:: Entries provided

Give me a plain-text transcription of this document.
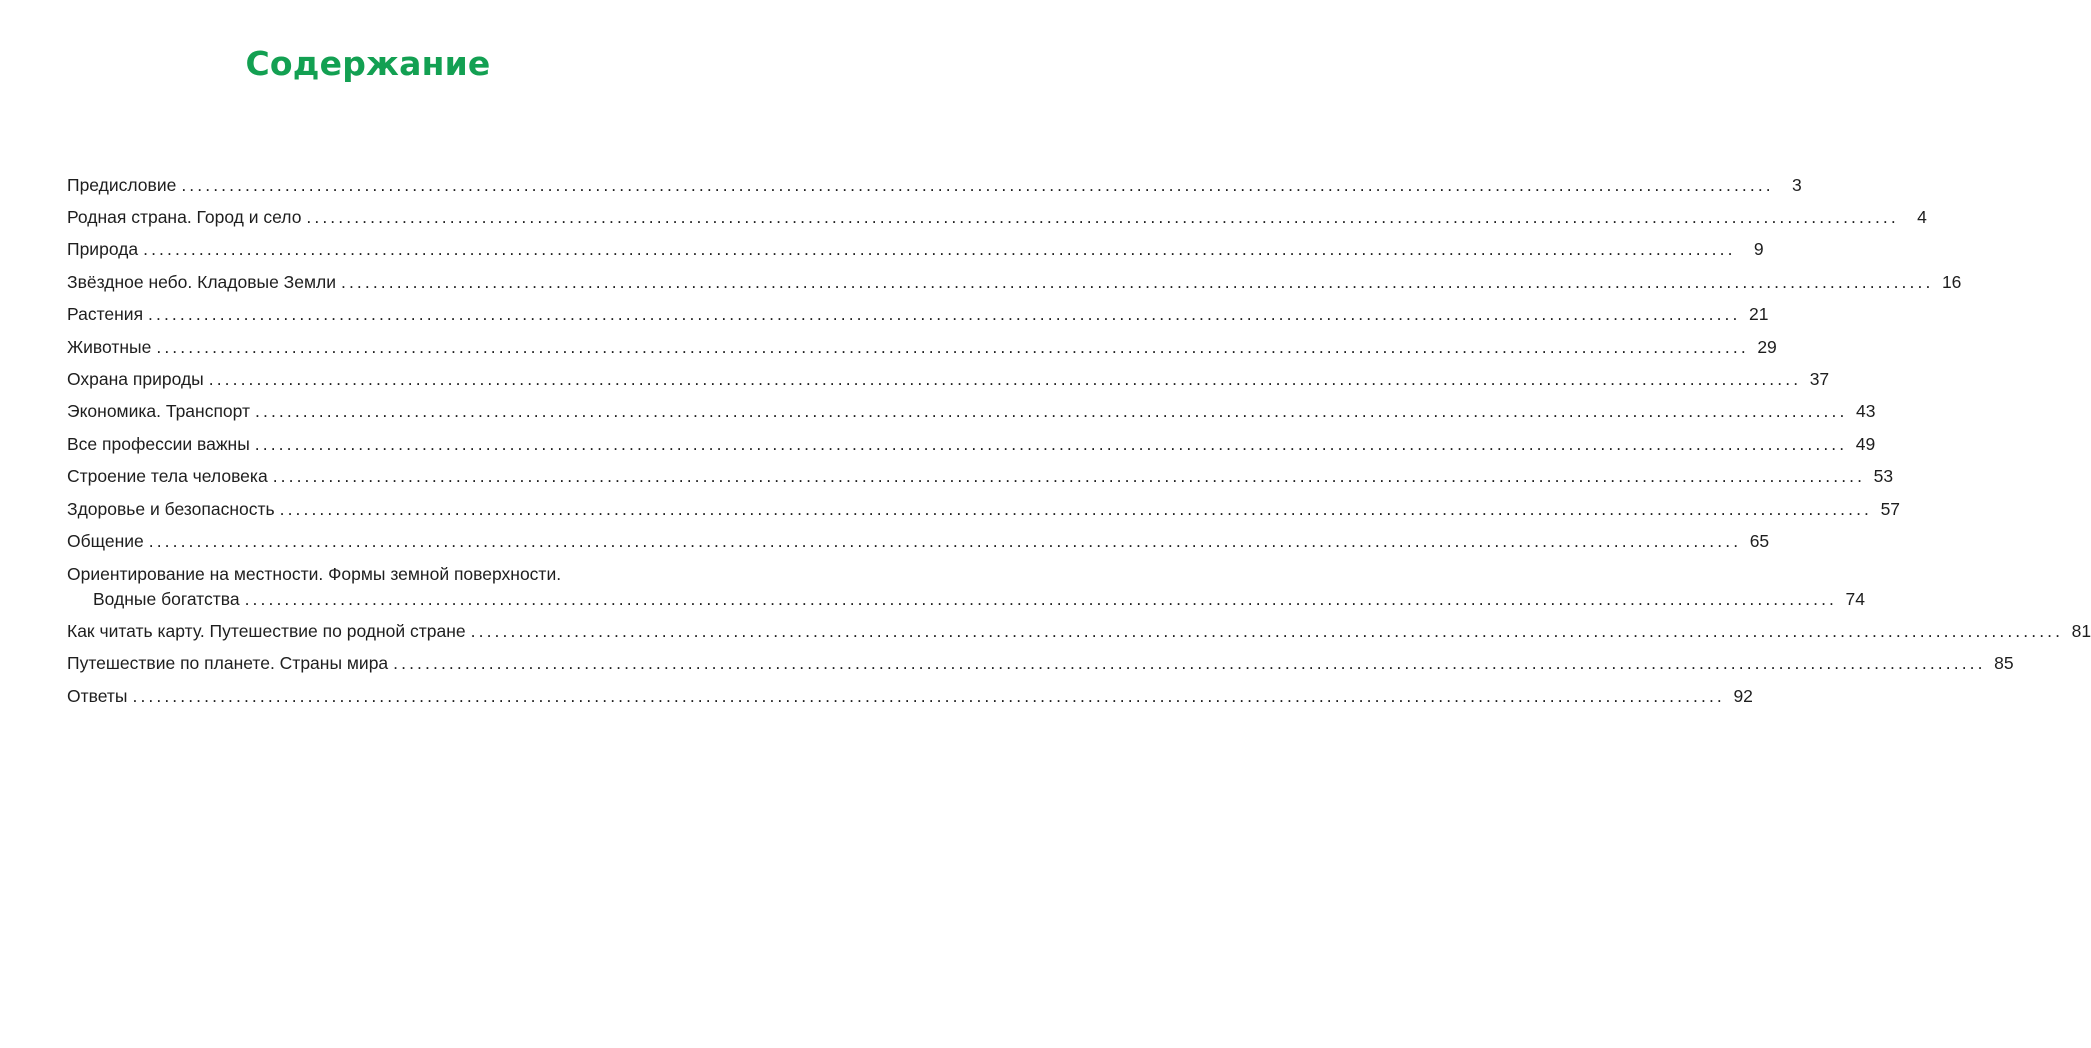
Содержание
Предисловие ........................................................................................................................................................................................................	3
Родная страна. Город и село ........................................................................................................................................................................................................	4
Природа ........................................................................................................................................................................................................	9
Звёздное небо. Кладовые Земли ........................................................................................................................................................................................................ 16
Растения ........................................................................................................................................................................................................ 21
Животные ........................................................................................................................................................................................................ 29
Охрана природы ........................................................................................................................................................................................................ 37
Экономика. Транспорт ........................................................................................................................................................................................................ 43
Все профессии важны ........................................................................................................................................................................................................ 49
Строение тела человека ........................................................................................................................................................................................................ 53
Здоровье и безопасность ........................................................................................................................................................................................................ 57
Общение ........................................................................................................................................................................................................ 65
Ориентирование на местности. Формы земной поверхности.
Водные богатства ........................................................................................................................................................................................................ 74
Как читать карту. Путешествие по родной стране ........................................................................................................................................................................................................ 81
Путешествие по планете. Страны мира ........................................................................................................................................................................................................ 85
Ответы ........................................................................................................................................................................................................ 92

::::
:: Entries provided

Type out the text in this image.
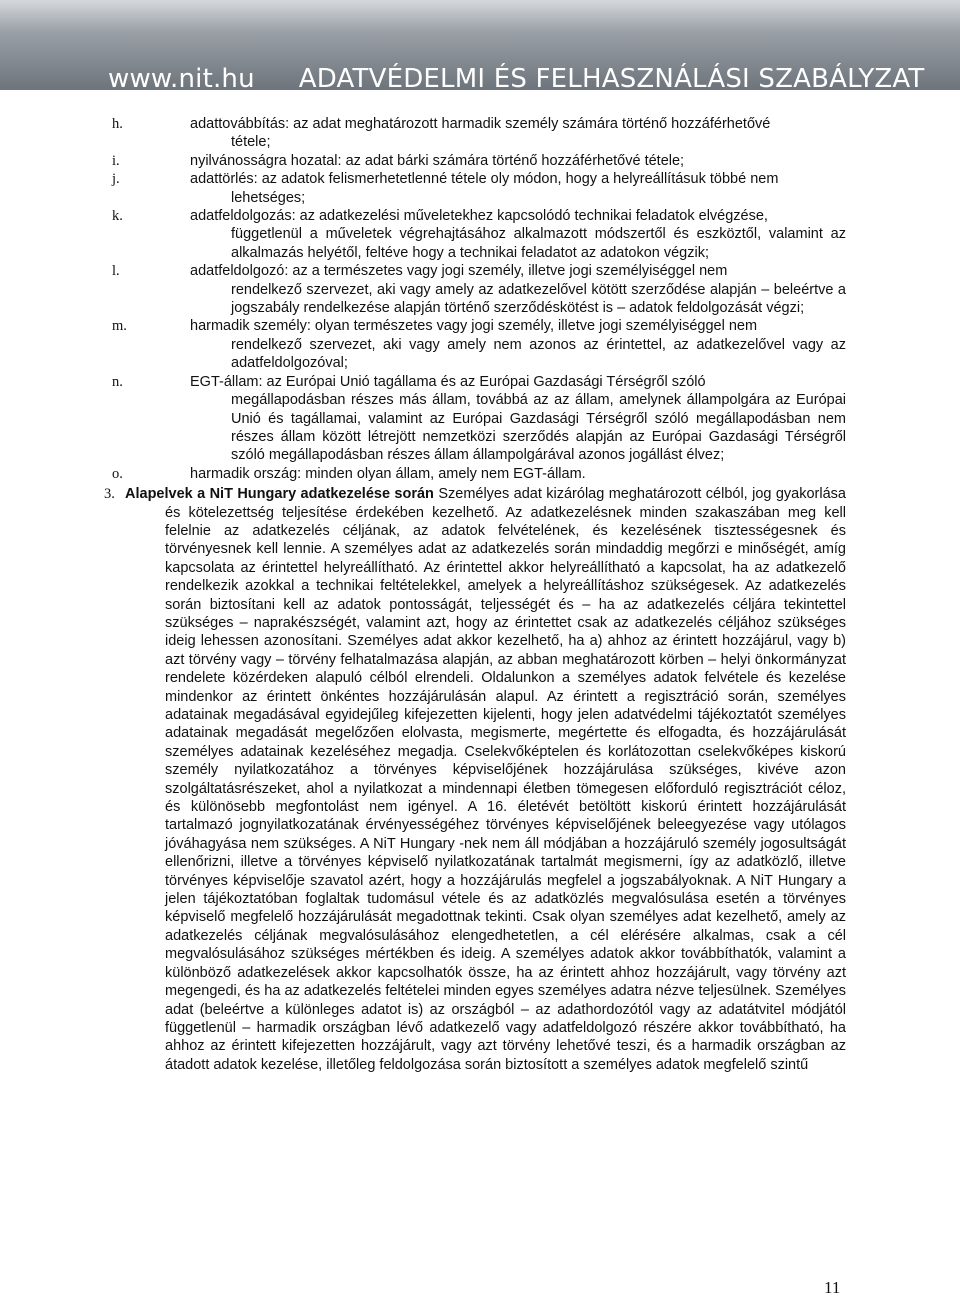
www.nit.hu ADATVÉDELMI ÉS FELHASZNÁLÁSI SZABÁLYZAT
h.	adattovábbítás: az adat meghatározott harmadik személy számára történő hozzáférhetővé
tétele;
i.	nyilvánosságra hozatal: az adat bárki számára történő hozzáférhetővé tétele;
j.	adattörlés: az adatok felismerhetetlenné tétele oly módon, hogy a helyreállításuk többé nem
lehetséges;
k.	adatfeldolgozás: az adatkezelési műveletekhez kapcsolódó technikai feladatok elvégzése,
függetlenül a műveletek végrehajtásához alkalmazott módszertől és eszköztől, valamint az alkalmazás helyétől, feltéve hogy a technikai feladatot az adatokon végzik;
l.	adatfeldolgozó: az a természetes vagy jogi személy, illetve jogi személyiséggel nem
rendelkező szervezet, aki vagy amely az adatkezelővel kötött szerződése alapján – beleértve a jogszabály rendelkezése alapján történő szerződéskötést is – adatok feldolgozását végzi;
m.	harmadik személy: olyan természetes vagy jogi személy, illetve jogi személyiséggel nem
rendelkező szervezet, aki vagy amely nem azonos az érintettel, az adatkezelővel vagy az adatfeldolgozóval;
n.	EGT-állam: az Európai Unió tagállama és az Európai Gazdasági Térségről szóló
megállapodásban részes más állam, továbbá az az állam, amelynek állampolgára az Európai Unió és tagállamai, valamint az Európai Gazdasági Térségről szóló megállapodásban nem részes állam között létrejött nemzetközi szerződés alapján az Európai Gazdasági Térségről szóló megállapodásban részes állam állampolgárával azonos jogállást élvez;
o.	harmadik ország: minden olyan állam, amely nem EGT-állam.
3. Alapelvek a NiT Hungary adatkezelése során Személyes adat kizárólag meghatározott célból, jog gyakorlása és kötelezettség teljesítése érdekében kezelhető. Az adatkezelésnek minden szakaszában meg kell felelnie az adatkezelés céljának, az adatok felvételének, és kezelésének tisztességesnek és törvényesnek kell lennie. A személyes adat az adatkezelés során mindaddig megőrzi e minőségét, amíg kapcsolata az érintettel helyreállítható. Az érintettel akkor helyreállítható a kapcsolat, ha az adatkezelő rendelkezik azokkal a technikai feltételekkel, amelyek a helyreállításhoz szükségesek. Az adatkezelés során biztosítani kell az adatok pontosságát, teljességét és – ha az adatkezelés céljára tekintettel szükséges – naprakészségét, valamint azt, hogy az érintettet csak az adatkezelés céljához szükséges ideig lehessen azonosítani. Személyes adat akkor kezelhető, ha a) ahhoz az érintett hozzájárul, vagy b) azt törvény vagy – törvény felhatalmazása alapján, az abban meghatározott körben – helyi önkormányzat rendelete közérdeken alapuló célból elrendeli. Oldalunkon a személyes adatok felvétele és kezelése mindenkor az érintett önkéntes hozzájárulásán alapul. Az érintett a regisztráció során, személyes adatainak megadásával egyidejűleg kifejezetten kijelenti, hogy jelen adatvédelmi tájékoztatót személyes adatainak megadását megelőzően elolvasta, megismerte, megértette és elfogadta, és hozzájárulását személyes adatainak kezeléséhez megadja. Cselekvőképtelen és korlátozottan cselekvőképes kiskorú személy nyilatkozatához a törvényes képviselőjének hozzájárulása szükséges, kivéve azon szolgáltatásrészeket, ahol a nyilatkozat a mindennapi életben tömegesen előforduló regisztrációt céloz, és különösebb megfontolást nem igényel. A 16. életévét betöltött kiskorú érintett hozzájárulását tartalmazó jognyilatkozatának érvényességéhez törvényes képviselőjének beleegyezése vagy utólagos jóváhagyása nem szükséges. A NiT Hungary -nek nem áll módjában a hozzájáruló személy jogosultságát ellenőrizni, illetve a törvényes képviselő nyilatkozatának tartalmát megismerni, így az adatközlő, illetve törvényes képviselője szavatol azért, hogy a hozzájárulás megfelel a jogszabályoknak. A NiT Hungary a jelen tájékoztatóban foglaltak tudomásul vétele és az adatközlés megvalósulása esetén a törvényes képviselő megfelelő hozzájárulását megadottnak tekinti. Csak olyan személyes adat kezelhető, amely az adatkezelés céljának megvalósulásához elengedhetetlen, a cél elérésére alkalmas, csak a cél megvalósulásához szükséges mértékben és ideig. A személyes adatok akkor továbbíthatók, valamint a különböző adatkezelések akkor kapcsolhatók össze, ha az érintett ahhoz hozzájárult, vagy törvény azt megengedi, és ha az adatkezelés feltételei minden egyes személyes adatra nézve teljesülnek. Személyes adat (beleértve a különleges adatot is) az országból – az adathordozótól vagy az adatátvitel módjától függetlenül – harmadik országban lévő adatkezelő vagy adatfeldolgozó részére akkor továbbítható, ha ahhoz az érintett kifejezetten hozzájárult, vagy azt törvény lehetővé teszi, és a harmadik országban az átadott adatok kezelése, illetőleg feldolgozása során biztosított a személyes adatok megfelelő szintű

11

::::
:: Entries provided

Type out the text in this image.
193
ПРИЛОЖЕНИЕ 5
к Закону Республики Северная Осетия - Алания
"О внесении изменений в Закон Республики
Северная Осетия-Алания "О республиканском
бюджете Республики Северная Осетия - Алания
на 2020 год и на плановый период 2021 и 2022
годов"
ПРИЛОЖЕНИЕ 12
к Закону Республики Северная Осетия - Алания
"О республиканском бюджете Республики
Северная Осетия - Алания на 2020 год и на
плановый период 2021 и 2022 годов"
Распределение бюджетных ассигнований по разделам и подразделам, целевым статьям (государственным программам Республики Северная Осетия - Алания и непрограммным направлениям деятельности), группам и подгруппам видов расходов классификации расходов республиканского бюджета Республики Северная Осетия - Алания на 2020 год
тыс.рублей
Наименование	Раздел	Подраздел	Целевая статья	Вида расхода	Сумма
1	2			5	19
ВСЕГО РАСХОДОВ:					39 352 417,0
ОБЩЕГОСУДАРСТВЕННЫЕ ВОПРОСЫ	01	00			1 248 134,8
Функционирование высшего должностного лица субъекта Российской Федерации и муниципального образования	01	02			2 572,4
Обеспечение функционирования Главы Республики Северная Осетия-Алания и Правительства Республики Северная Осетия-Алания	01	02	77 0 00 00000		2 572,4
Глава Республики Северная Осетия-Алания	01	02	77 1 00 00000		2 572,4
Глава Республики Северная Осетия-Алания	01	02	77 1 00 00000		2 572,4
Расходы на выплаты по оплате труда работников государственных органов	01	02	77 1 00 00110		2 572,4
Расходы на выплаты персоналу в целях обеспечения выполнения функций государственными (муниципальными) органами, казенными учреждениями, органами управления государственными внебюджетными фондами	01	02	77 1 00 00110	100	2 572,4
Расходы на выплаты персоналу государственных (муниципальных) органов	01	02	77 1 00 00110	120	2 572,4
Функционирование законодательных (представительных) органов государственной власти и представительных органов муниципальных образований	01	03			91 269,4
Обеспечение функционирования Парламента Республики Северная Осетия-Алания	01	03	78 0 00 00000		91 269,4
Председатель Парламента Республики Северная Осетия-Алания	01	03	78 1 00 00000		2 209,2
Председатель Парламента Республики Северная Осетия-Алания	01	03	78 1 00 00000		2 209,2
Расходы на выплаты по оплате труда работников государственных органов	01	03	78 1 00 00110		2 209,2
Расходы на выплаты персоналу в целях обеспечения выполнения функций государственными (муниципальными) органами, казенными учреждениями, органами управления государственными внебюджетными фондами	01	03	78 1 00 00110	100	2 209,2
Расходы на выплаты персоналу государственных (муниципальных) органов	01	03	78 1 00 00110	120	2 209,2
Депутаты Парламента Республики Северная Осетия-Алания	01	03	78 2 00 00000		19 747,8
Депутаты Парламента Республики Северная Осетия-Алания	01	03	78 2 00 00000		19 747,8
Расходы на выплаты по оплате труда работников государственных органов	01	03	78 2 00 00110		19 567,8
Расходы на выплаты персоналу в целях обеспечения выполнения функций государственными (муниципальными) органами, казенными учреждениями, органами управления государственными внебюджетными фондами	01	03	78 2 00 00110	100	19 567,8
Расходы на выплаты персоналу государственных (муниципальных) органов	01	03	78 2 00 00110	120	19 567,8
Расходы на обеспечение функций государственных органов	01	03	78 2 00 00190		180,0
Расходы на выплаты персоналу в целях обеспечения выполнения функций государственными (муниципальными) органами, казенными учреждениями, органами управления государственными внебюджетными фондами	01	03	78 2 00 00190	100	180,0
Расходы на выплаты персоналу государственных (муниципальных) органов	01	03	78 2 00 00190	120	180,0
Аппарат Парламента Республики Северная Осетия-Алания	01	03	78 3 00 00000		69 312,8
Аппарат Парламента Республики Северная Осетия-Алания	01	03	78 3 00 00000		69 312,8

::::

*What you will do*:
Report each line in the data that holds the word "функций".

*Written solution*:
Расходы на выплаты персоналу в целях обеспечения выполнения функций государственными (муниципальными) органами, казенными учреждениями, органами управления государственными внебюджетными фондами	01	02	77 1 00 00110	100	2 572,4
Расходы на выплаты персоналу в целях обеспечения выполнения функций государственными (муниципальными) органами, казенными учреждениями, органами управления государственными внебюджетными фондами	01	03	78 1 00 00110	100	2 209,2
Расходы на выплаты персоналу в целях обеспечения выполнения функций государственными (муниципальными) органами, казенными учреждениями, органами управления государственными внебюджетными фондами	01	03	78 2 00 00110	100	19 567,8
Расходы на обеспечение функций государственных органов	01	03	78 2 00 00190		180,0
Расходы на выплаты персоналу в целях обеспечения выполнения функций государственными (муниципальными) органами, казенными учреждениями, органами управления государственными внебюджетными фондами	01	03	78 2 00 00190	100	180,0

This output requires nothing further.